▶ **WORK REQUIRED**: List each line in which the string "propositional" appears.

▶ **DATA SECTION**:
-- Begin --

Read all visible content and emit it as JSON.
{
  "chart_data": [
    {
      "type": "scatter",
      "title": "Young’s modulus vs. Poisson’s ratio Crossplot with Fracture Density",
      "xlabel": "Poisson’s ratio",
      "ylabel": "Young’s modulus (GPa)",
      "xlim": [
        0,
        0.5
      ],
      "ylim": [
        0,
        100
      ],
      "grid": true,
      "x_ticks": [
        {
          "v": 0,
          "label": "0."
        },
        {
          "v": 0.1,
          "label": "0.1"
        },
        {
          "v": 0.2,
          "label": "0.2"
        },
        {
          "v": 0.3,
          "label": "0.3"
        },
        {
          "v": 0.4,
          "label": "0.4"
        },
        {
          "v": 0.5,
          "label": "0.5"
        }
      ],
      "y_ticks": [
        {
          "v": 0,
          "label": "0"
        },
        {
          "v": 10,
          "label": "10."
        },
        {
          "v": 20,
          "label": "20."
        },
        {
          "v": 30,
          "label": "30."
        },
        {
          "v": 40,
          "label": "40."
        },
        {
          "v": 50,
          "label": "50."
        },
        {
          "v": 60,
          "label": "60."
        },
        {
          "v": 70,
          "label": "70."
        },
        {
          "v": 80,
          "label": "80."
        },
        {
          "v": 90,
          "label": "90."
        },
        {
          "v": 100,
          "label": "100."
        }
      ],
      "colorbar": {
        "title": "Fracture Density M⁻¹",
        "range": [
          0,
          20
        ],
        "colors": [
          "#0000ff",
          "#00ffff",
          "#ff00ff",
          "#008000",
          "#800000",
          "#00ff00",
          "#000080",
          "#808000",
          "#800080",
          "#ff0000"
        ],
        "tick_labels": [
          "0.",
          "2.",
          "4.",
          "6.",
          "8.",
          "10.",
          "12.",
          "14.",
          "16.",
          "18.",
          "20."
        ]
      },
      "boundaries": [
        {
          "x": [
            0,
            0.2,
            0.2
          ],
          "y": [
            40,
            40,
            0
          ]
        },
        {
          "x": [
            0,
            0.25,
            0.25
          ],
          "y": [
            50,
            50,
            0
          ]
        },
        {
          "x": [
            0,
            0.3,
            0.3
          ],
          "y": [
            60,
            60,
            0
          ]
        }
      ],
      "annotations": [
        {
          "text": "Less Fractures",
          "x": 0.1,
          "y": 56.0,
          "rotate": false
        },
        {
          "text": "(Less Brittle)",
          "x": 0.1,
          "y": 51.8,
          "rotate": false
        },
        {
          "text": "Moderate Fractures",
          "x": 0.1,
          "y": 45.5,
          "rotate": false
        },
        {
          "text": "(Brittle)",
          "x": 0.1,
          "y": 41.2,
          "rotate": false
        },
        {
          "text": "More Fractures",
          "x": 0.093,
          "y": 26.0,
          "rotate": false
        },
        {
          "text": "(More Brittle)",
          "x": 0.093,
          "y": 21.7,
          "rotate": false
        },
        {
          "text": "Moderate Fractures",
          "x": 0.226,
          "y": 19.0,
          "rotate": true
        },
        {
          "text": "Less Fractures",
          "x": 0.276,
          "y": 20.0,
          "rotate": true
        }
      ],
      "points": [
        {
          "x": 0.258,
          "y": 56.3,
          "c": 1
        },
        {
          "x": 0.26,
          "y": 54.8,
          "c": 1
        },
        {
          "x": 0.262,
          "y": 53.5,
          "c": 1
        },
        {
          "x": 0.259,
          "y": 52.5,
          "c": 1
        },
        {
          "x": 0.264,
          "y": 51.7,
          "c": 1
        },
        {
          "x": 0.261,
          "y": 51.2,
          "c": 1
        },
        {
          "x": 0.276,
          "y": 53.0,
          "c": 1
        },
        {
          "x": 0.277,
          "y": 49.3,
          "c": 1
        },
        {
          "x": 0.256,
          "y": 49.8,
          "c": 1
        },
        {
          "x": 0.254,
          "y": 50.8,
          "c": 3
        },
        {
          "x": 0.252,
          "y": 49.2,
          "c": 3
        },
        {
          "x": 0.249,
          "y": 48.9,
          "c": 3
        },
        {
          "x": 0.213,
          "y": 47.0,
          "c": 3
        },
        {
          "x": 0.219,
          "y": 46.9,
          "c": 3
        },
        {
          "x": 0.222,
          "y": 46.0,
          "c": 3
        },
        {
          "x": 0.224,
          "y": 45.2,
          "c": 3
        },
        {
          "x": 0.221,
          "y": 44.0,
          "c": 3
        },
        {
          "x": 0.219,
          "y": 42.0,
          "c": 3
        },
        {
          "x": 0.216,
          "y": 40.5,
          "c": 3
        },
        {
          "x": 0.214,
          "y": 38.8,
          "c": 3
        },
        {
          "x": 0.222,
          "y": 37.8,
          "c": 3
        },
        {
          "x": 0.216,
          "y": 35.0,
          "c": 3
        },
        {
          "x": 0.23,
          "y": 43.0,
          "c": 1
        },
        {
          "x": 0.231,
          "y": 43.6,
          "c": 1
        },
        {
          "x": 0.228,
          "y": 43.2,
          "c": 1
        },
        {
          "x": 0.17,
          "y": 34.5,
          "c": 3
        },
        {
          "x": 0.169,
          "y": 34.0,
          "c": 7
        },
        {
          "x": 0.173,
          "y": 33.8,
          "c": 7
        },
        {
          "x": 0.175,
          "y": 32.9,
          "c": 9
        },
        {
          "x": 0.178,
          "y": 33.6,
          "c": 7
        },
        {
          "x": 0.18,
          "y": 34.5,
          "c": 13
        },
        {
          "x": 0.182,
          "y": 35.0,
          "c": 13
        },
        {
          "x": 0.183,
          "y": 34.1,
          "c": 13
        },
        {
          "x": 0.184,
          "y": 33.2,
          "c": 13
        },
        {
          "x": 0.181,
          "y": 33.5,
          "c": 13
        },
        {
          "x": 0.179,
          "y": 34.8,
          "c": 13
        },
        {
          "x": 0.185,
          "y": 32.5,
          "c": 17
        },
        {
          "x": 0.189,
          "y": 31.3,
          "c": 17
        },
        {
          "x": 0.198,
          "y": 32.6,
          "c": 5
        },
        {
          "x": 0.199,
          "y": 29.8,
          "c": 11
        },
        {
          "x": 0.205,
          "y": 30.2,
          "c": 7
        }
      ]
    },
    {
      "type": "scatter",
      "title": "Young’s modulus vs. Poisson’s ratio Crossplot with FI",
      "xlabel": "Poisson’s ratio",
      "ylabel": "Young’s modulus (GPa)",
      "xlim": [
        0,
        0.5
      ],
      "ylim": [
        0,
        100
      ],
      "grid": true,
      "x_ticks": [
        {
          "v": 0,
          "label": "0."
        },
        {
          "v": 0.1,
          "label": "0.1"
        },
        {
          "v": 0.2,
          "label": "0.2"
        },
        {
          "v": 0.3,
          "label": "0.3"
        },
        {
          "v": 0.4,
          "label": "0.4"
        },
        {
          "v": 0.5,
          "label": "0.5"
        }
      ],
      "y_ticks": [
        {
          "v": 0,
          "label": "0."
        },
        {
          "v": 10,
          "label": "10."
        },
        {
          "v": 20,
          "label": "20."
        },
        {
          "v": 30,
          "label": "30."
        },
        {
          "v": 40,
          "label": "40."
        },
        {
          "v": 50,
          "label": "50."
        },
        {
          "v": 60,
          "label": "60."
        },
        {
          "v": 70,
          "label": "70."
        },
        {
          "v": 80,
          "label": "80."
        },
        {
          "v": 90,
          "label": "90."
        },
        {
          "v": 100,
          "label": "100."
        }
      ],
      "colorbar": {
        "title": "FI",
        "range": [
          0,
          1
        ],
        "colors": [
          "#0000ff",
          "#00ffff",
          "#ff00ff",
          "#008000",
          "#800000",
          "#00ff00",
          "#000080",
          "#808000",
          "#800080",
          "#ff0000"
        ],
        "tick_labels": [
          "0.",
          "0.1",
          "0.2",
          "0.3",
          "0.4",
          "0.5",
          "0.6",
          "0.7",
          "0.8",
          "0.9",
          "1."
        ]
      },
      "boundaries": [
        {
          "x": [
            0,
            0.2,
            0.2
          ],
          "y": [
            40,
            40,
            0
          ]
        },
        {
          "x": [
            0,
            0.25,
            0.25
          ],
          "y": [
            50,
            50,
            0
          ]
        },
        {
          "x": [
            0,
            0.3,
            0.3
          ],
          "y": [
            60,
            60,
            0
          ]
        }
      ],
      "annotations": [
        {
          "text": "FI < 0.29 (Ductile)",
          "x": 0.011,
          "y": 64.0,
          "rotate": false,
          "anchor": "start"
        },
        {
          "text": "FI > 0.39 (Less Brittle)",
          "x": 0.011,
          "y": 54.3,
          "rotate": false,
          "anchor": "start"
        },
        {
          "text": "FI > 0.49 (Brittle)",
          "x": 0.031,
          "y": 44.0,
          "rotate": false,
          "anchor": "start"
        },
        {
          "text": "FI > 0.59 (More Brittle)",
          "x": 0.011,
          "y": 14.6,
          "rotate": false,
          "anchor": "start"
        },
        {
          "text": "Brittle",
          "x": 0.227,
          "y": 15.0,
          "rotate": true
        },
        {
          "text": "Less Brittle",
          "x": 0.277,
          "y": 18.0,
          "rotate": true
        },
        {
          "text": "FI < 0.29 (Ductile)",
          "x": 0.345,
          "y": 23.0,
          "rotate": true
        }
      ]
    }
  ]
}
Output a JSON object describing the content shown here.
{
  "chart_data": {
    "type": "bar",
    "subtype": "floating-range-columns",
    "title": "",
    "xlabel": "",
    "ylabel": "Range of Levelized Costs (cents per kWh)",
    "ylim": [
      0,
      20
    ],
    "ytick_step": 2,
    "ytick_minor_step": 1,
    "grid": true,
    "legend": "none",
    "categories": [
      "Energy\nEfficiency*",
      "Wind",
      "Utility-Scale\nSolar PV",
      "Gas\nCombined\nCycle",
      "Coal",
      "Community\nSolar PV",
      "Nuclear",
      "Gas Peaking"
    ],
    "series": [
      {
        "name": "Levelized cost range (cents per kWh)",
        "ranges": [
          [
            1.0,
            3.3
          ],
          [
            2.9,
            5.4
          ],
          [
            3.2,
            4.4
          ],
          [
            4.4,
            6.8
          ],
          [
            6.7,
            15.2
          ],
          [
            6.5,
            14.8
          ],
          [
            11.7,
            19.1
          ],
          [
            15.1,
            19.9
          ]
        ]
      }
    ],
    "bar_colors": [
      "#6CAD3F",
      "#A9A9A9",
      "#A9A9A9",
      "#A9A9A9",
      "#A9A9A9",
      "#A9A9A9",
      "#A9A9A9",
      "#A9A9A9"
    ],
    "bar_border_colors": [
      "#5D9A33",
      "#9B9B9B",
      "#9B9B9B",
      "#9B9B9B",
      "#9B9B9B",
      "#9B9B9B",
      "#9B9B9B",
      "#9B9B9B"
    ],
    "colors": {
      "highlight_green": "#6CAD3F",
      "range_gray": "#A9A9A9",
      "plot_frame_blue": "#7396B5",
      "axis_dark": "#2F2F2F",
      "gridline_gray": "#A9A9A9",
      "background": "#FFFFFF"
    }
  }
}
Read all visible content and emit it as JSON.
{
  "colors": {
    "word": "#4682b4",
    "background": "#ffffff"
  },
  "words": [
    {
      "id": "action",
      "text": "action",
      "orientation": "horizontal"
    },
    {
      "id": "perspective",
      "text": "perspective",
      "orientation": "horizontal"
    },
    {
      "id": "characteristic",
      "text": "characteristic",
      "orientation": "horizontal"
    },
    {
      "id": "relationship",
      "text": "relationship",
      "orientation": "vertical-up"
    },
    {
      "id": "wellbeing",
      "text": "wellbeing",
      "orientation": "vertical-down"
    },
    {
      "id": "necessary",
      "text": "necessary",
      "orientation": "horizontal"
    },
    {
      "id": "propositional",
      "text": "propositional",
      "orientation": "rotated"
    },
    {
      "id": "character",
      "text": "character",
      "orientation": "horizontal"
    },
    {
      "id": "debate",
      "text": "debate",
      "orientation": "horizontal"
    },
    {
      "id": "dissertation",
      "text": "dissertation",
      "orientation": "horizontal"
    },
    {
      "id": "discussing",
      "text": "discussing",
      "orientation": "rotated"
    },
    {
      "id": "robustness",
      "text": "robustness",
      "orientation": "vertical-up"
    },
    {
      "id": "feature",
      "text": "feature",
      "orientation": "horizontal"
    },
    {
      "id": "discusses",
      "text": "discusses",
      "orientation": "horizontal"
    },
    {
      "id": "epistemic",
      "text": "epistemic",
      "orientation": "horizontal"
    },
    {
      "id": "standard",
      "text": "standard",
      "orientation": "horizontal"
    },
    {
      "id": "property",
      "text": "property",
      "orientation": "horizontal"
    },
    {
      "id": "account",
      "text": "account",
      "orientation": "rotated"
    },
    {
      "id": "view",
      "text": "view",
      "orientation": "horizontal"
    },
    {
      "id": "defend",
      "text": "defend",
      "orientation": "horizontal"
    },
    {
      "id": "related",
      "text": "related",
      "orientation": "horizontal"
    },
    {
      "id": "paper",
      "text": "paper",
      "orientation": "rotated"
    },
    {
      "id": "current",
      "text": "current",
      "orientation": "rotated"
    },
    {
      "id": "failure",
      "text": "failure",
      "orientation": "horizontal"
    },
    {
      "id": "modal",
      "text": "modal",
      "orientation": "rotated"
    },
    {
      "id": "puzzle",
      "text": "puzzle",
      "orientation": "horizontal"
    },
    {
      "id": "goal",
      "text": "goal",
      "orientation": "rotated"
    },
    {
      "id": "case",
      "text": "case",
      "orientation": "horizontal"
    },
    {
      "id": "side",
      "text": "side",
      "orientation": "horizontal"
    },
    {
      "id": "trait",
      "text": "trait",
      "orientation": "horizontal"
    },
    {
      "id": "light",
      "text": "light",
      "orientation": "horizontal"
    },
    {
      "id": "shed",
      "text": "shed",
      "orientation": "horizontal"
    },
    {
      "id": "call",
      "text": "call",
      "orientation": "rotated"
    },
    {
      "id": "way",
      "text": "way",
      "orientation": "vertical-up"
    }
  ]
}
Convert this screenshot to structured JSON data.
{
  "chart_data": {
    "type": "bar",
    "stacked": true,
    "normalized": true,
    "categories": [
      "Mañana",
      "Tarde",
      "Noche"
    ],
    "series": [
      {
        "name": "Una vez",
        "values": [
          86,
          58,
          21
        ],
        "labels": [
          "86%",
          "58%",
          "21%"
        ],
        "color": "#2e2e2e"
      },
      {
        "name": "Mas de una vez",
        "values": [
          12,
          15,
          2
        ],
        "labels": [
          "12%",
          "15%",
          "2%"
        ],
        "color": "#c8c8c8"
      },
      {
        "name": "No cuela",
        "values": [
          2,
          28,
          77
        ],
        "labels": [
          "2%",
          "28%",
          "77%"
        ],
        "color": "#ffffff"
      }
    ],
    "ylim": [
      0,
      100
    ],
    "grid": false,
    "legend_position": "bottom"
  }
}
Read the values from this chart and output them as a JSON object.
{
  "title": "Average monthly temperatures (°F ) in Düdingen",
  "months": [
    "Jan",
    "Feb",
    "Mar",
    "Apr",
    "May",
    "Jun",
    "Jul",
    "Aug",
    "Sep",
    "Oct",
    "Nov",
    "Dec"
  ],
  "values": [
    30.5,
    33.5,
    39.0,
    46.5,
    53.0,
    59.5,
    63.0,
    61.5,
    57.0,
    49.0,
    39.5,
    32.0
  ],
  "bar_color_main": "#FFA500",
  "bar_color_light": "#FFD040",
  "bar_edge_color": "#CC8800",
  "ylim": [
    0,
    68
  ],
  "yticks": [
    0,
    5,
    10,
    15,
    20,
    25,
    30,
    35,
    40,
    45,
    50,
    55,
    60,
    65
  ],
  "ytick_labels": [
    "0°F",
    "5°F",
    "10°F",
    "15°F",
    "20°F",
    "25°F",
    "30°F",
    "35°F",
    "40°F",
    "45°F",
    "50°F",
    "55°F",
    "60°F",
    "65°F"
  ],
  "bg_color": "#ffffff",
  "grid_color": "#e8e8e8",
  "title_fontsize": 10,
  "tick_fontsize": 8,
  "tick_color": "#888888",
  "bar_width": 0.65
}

-- End --

▶ **SOLVED PROBLEM**:
      "id": "propositional",
      "text": "propositional",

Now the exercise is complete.